### [Task to complete]
Set every record down verbatim and omit the pictures.

--- Begin Data for this task ---

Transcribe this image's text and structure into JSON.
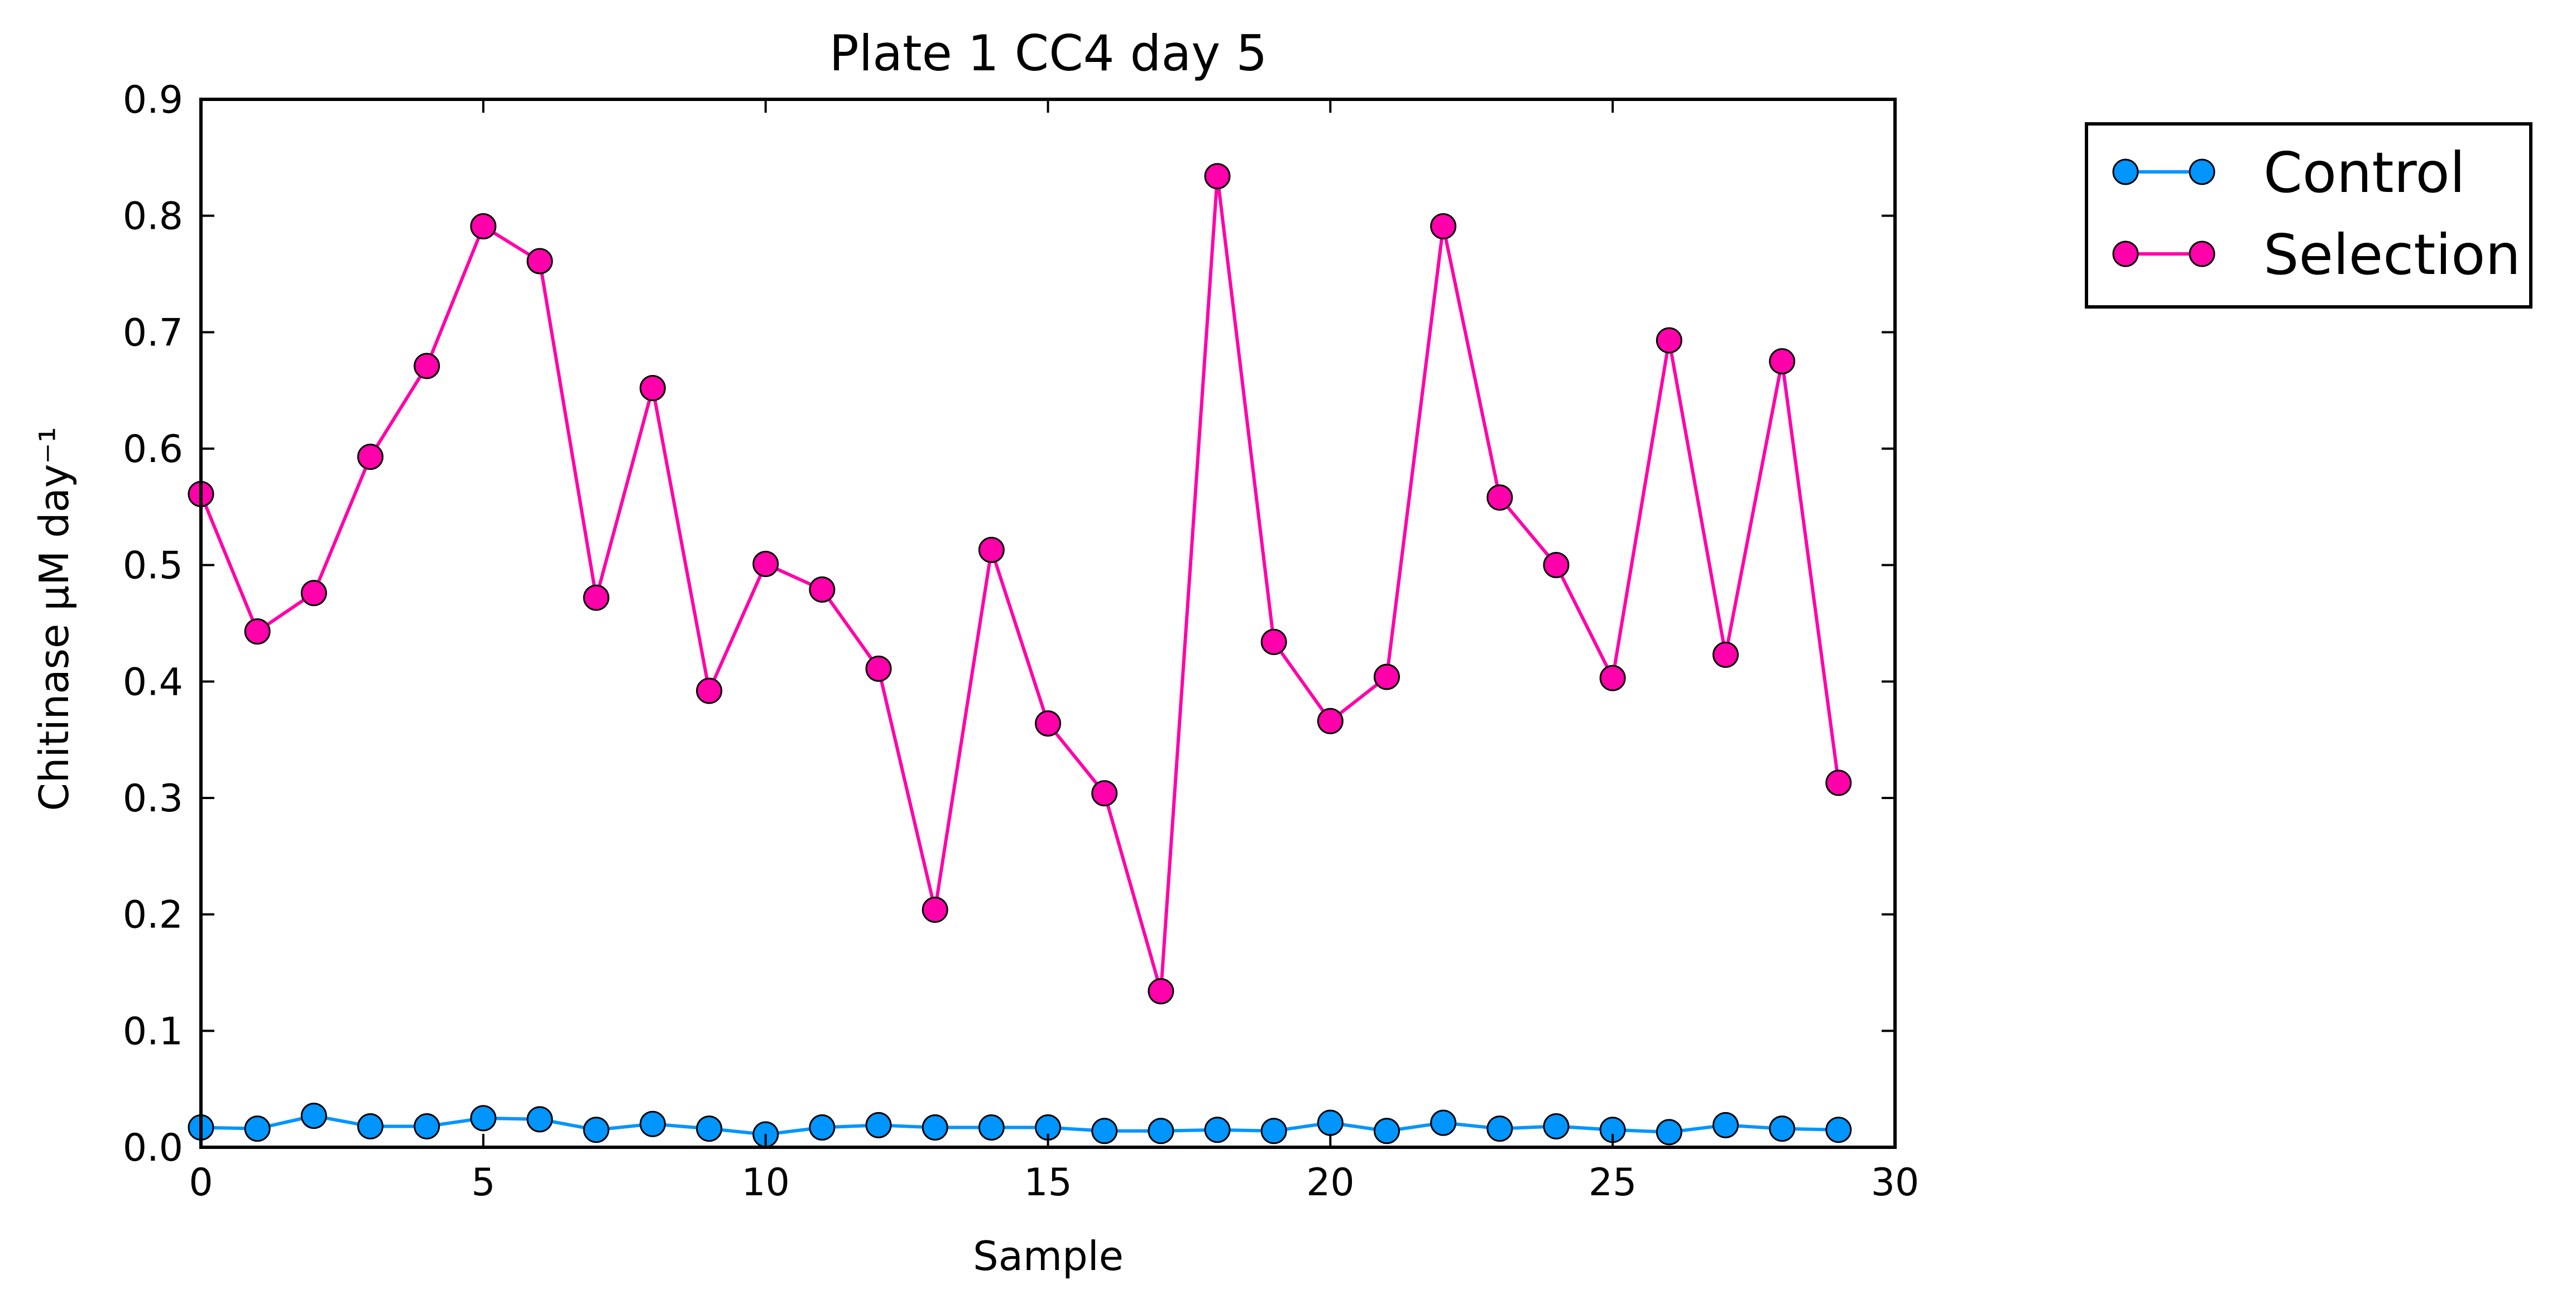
{
  "chart_data": {
    "type": "line",
    "title": "Plate 1 CC4 day 5",
    "xlabel": "Sample",
    "ylabel": "Chitinase μM day⁻¹",
    "xlim": [
      0,
      30
    ],
    "ylim": [
      0,
      0.9
    ],
    "xticks": [
      "0",
      "5",
      "10",
      "15",
      "20",
      "25",
      "30"
    ],
    "yticks": [
      "0.0",
      "0.1",
      "0.2",
      "0.3",
      "0.4",
      "0.5",
      "0.6",
      "0.7",
      "0.8",
      "0.9"
    ],
    "grid": false,
    "legend_position": "outside-top-right",
    "x": [
      0,
      1,
      2,
      3,
      4,
      5,
      6,
      7,
      8,
      9,
      10,
      11,
      12,
      13,
      14,
      15,
      16,
      17,
      18,
      19,
      20,
      21,
      22,
      23,
      24,
      25,
      26,
      27,
      28,
      29
    ],
    "series": [
      {
        "name": "Control",
        "color": "#0095ff",
        "marker": "circle",
        "values": [
          0.017,
          0.016,
          0.027,
          0.018,
          0.018,
          0.025,
          0.024,
          0.015,
          0.02,
          0.016,
          0.011,
          0.017,
          0.019,
          0.017,
          0.017,
          0.017,
          0.014,
          0.014,
          0.015,
          0.014,
          0.021,
          0.014,
          0.021,
          0.016,
          0.018,
          0.015,
          0.013,
          0.019,
          0.016,
          0.015
        ]
      },
      {
        "name": "Selection",
        "color": "#ff00aa",
        "marker": "circle",
        "values": [
          0.561,
          0.443,
          0.476,
          0.593,
          0.671,
          0.791,
          0.761,
          0.472,
          0.652,
          0.392,
          0.501,
          0.479,
          0.411,
          0.204,
          0.513,
          0.364,
          0.304,
          0.134,
          0.834,
          0.434,
          0.366,
          0.404,
          0.791,
          0.558,
          0.5,
          0.403,
          0.693,
          0.423,
          0.675,
          0.313
        ]
      }
    ]
  }
}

--- End Data for this task ---

### [The solution]
Transcribe this image's text and structure into JSON.
{
  "chart_data": {
    "type": "line",
    "title": "Plate 1 CC4 day 5",
    "xlabel": "Sample",
    "ylabel": "Chitinase μM day⁻¹",
    "xlim": [
      0,
      30
    ],
    "ylim": [
      0,
      0.9
    ],
    "xticks": [
      "0",
      "5",
      "10",
      "15",
      "20",
      "25",
      "30"
    ],
    "yticks": [
      "0.0",
      "0.1",
      "0.2",
      "0.3",
      "0.4",
      "0.5",
      "0.6",
      "0.7",
      "0.8",
      "0.9"
    ],
    "grid": false,
    "legend_position": "outside-top-right",
    "x": [
      0,
      1,
      2,
      3,
      4,
      5,
      6,
      7,
      8,
      9,
      10,
      11,
      12,
      13,
      14,
      15,
      16,
      17,
      18,
      19,
      20,
      21,
      22,
      23,
      24,
      25,
      26,
      27,
      28,
      29
    ],
    "series": [
      {
        "name": "Control",
        "color": "#0095ff",
        "marker": "circle",
        "values": [
          0.017,
          0.016,
          0.027,
          0.018,
          0.018,
          0.025,
          0.024,
          0.015,
          0.02,
          0.016,
          0.011,
          0.017,
          0.019,
          0.017,
          0.017,
          0.017,
          0.014,
          0.014,
          0.015,
          0.014,
          0.021,
          0.014,
          0.021,
          0.016,
          0.018,
          0.015,
          0.013,
          0.019,
          0.016,
          0.015
        ]
      },
      {
        "name": "Selection",
        "color": "#ff00aa",
        "marker": "circle",
        "values": [
          0.561,
          0.443,
          0.476,
          0.593,
          0.671,
          0.791,
          0.761,
          0.472,
          0.652,
          0.392,
          0.501,
          0.479,
          0.411,
          0.204,
          0.513,
          0.364,
          0.304,
          0.134,
          0.834,
          0.434,
          0.366,
          0.404,
          0.791,
          0.558,
          0.5,
          0.403,
          0.693,
          0.423,
          0.675,
          0.313
        ]
      }
    ]
  }
}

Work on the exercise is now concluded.